Exercise
Transcribe the entries that follow, word for word.

[Collected data entries]
--

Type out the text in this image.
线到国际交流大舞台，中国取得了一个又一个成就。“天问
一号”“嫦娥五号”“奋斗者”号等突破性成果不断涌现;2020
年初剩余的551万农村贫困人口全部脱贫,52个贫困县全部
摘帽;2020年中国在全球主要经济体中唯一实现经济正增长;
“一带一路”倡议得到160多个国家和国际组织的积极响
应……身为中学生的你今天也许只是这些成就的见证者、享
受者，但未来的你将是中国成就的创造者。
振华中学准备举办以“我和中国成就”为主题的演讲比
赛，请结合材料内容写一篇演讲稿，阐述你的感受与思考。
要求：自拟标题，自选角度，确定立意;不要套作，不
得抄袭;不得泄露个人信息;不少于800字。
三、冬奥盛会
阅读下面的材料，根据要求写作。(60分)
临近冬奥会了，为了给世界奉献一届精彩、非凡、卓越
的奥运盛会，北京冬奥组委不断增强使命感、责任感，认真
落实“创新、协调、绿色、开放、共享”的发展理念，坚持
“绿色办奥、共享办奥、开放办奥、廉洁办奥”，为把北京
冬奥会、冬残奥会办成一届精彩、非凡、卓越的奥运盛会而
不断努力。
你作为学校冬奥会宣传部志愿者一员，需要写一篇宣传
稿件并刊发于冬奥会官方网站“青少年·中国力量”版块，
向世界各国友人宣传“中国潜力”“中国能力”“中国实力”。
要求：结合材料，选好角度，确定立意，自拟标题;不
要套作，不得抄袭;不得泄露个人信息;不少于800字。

--

Answer below
Type out the text in this image.
线到国际交流大舞台，中国取得了一个又一个成就。“天问
一号”“嫦娥五号”“奋斗者”号等突破性成果不断涌现;2020
年初剩余的551万农村贫困人口全部脱贫,52个贫困县全部
摘帽;2020年中国在全球主要经济体中唯一实现经济正增长;
“一带一路”倡议得到160多个国家和国际组织的积极响
应……身为中学生的你今天也许只是这些成就的见证者、享
受者，但未来的你将是中国成就的创造者。
振华中学准备举办以“我和中国成就”为主题的演讲比
赛，请结合材料内容写一篇演讲稿，阐述你的感受与思考。
要求：自拟标题，自选角度，确定立意;不要套作，不
得抄袭;不得泄露个人信息;不少于800字。
三、冬奥盛会
阅读下面的材料，根据要求写作。(60分)
临近冬奥会了，为了给世界奉献一届精彩、非凡、卓越
的奥运盛会，北京冬奥组委不断增强使命感、责任感，认真
落实“创新、协调、绿色、开放、共享”的发展理念，坚持
“绿色办奥、共享办奥、开放办奥、廉洁办奥”，为把北京
冬奥会、冬残奥会办成一届精彩、非凡、卓越的奥运盛会而
不断努力。
你作为学校冬奥会宣传部志愿者一员，需要写一篇宣传
稿件并刊发于冬奥会官方网站“青少年·中国力量”版块，
向世界各国友人宣传“中国潜力”“中国能力”“中国实力”。
要求：结合材料，选好角度，确定立意，自拟标题;不
要套作，不得抄袭;不得泄露个人信息;不少于800字。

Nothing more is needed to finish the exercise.